YOUR OBJECTIVE.
Give the number of lines containing the word "data" and nothing more.

RECORDS.
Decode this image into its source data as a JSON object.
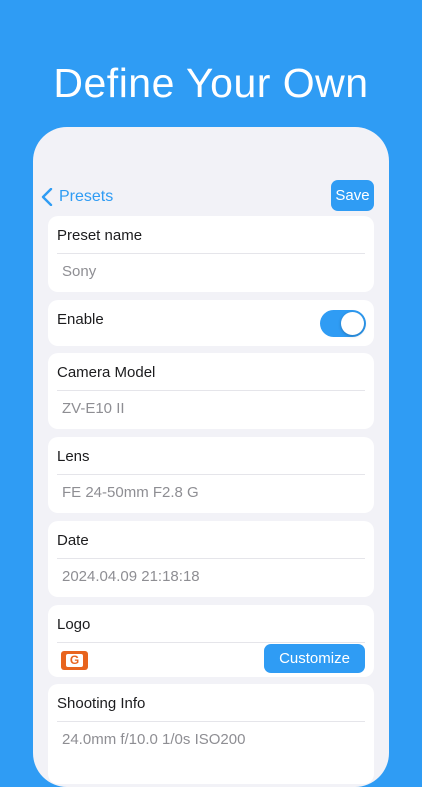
{
  "headline": "Define Your Own",
  "navbar": {
    "back_label": "Presets",
    "save_label": "Save"
  },
  "preset": {
    "label": "Preset name",
    "value": "Sony"
  },
  "enable": {
    "label": "Enable",
    "on": true
  },
  "camera": {
    "label": "Camera Model",
    "value": "ZV-E10 II"
  },
  "lens": {
    "label": "Lens",
    "value": "FE 24-50mm F2.8 G"
  },
  "date": {
    "label": "Date",
    "value": "2024.04.09 21:18:18"
  },
  "logo": {
    "label": "Logo",
    "badge_letter": "G",
    "badge_color": "#e8641e",
    "customize_label": "Customize"
  },
  "shooting": {
    "label": "Shooting Info",
    "value": "24.0mm f/10.0 1/0s ISO200"
  },
  "colors": {
    "accent": "#2f9cf4",
    "background": "#2f9cf4",
    "panel": "#f2f2f7"
  }
}
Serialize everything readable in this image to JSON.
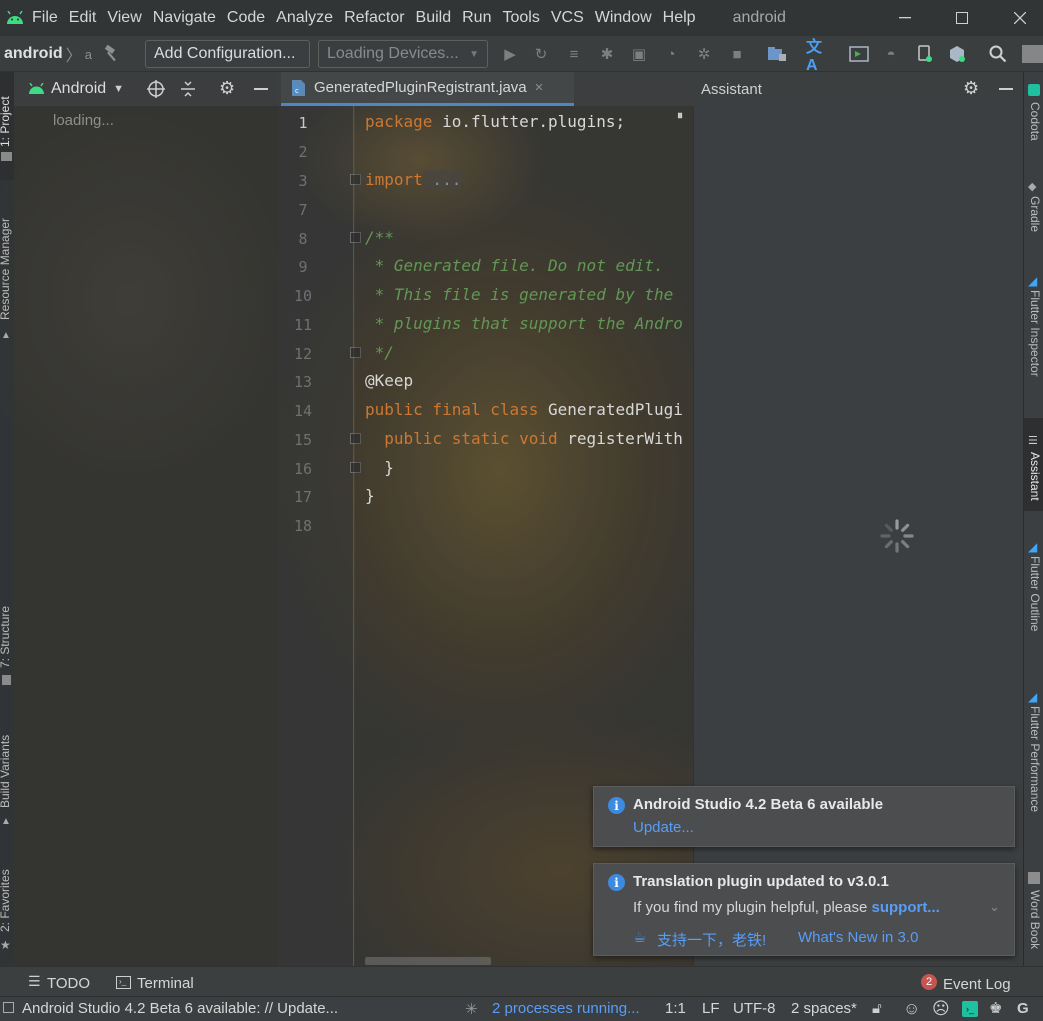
{
  "menubar": {
    "items": [
      "File",
      "Edit",
      "View",
      "Navigate",
      "Code",
      "Analyze",
      "Refactor",
      "Build",
      "Run",
      "Tools",
      "VCS",
      "Window",
      "Help"
    ],
    "window_title": "android"
  },
  "toolbar": {
    "breadcrumb": "android",
    "breadcrumb_sep": "〉",
    "breadcrumb_trunc": "a",
    "add_config": "Add Configuration...",
    "devices": "Loading Devices..."
  },
  "left_strip": {
    "project": "1: Project",
    "resource_manager": "Resource Manager",
    "structure": "7: Structure",
    "build_variants": "Build Variants",
    "favorites": "2: Favorites"
  },
  "project": {
    "view_selector": "Android",
    "loading": "loading..."
  },
  "editor": {
    "tab_label": "GeneratedPluginRegistrant.java",
    "line_numbers": [
      "1",
      "2",
      "3",
      "7",
      "8",
      "9",
      "10",
      "11",
      "12",
      "13",
      "14",
      "15",
      "16",
      "17",
      "18"
    ],
    "code": {
      "l1_kw": "package",
      "l1_rest": " io.flutter.plugins;",
      "l3_kw": "import",
      "l3_rest": " ...",
      "l8": "/**",
      "l9": " * Generated file. Do not edit.",
      "l10": " * This file is generated by the",
      "l11": " * plugins that support the Andro",
      "l12": " */",
      "l13": "@Keep",
      "l14_kw": "public final class",
      "l14_rest": " GeneratedPlugi",
      "l15_kw": "  public static void",
      "l15_rest": " registerWith",
      "l16": "  }",
      "l17": "}"
    }
  },
  "assistant": {
    "title": "Assistant"
  },
  "right_strip": {
    "codota": "Codota",
    "gradle": "Gradle",
    "flutter_inspector": "Flutter Inspector",
    "assistant": "Assistant",
    "flutter_outline": "Flutter Outline",
    "flutter_performance": "Flutter Performance",
    "word_book": "Word Book"
  },
  "notifications": {
    "n1": {
      "title": "Android Studio 4.2 Beta 6 available",
      "link": "Update..."
    },
    "n2": {
      "title": "Translation plugin updated to v3.0.1",
      "body": "If you find my plugin helpful, please ",
      "body_link": "support...",
      "action1": "支持一下，老铁!",
      "action2": "What's New in 3.0"
    }
  },
  "bottom_tools": {
    "todo": "TODO",
    "terminal": "Terminal",
    "event_log": "Event Log",
    "event_count": "2"
  },
  "statusbar": {
    "message": "Android Studio 4.2 Beta 6 available: // Update...",
    "processes": "2 processes running...",
    "position": "1:1",
    "line_sep": "LF",
    "encoding": "UTF-8",
    "indent": "2 spaces*"
  },
  "colors": {
    "keyword": "#cc7832",
    "comment": "#629755",
    "annotation": "#bbb529",
    "link": "#589df6",
    "android_green": "#3ddc84",
    "flutter_blue": "#42a5f5"
  }
}
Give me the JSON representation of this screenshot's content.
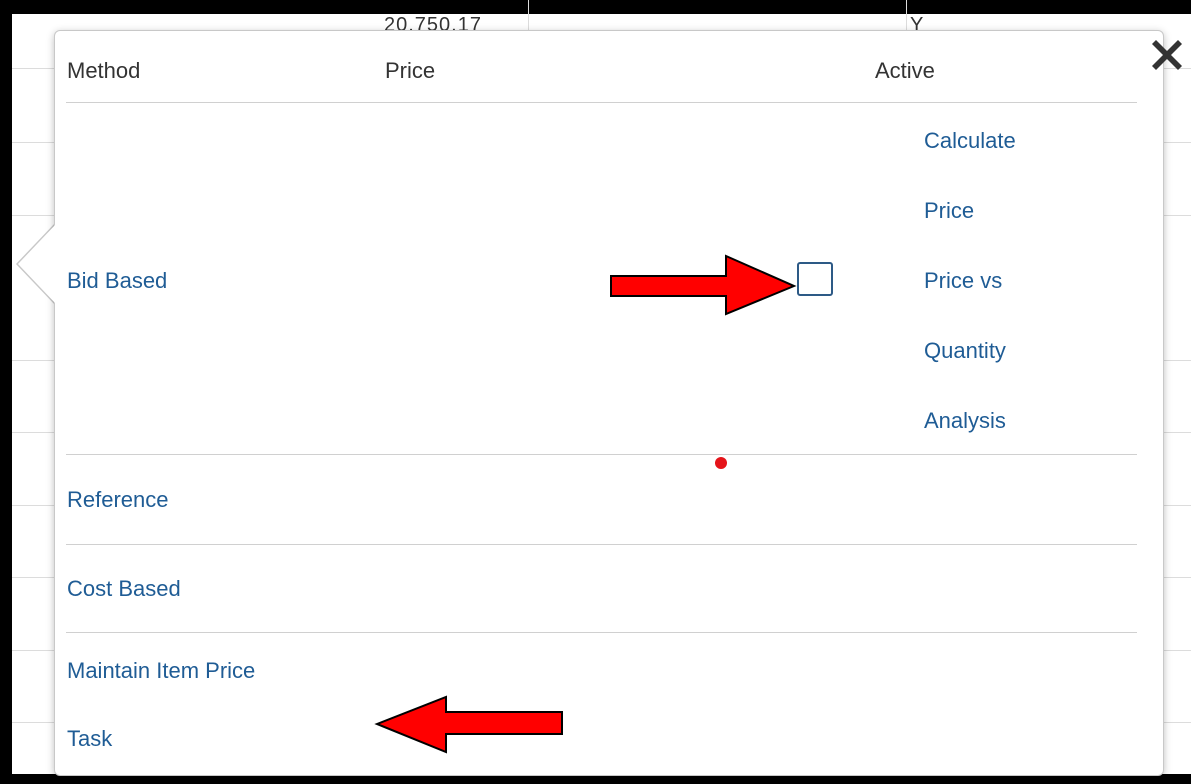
{
  "background": {
    "top_fragments": [
      "20,750.17",
      "Y"
    ]
  },
  "table": {
    "headers": {
      "method": "Method",
      "price": "Price",
      "active": "Active"
    },
    "rows": [
      {
        "method": "Bid Based",
        "active_checked": false,
        "action_lines": [
          "Calculate",
          "Price",
          "Price vs",
          "Quantity",
          "Analysis"
        ]
      },
      {
        "method": "Reference"
      },
      {
        "method": "Cost Based"
      },
      {
        "method_lines": [
          "Maintain Item Price",
          "Task"
        ]
      }
    ]
  },
  "annotations": {
    "arrow_color": "#ff0000",
    "dot_color": "#e5141a"
  },
  "icons": {
    "close": "close-icon"
  },
  "colors": {
    "link": "#1f5c95",
    "header_text": "#333333",
    "checkbox_border": "#2d5a86"
  }
}
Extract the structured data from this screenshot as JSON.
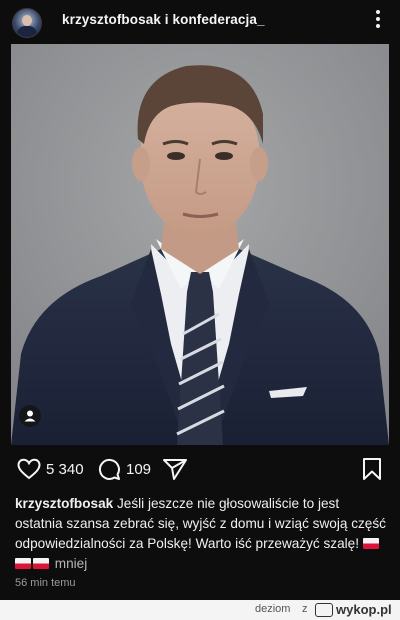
{
  "post": {
    "username": "krzysztofbosak i konfederacja_",
    "likes": "5 340",
    "comments": "109",
    "caption_author": "krzysztofbosak",
    "caption_text": "Jeśli jeszcze nie głosowaliście to jest ostatnia szansa zebrać się, wyjść z domu i wziąć swoją część odpowiedzialności za Polskę! Warto iść przeważyć szalę!",
    "caption_emoji": [
      "flag-poland",
      "flag-poland",
      "flag-poland"
    ],
    "caption_more": "mniej",
    "timestamp": "56 min temu"
  },
  "icons": {
    "avatar": "profile-avatar",
    "more": "more-vertical-icon",
    "tag": "person-tag-icon",
    "like": "heart-icon",
    "comment": "comment-bubble-icon",
    "share": "send-icon",
    "save": "bookmark-icon"
  },
  "footer": {
    "user": "deziom",
    "z": "z",
    "brand": "wykop.pl"
  },
  "colors": {
    "background": "#0d0d0d",
    "text": "#f2f2f2",
    "secondary": "#9a9a9a",
    "footer_bg": "#f4f4f4"
  }
}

SOLUTION TO THIS PROBLEM.
2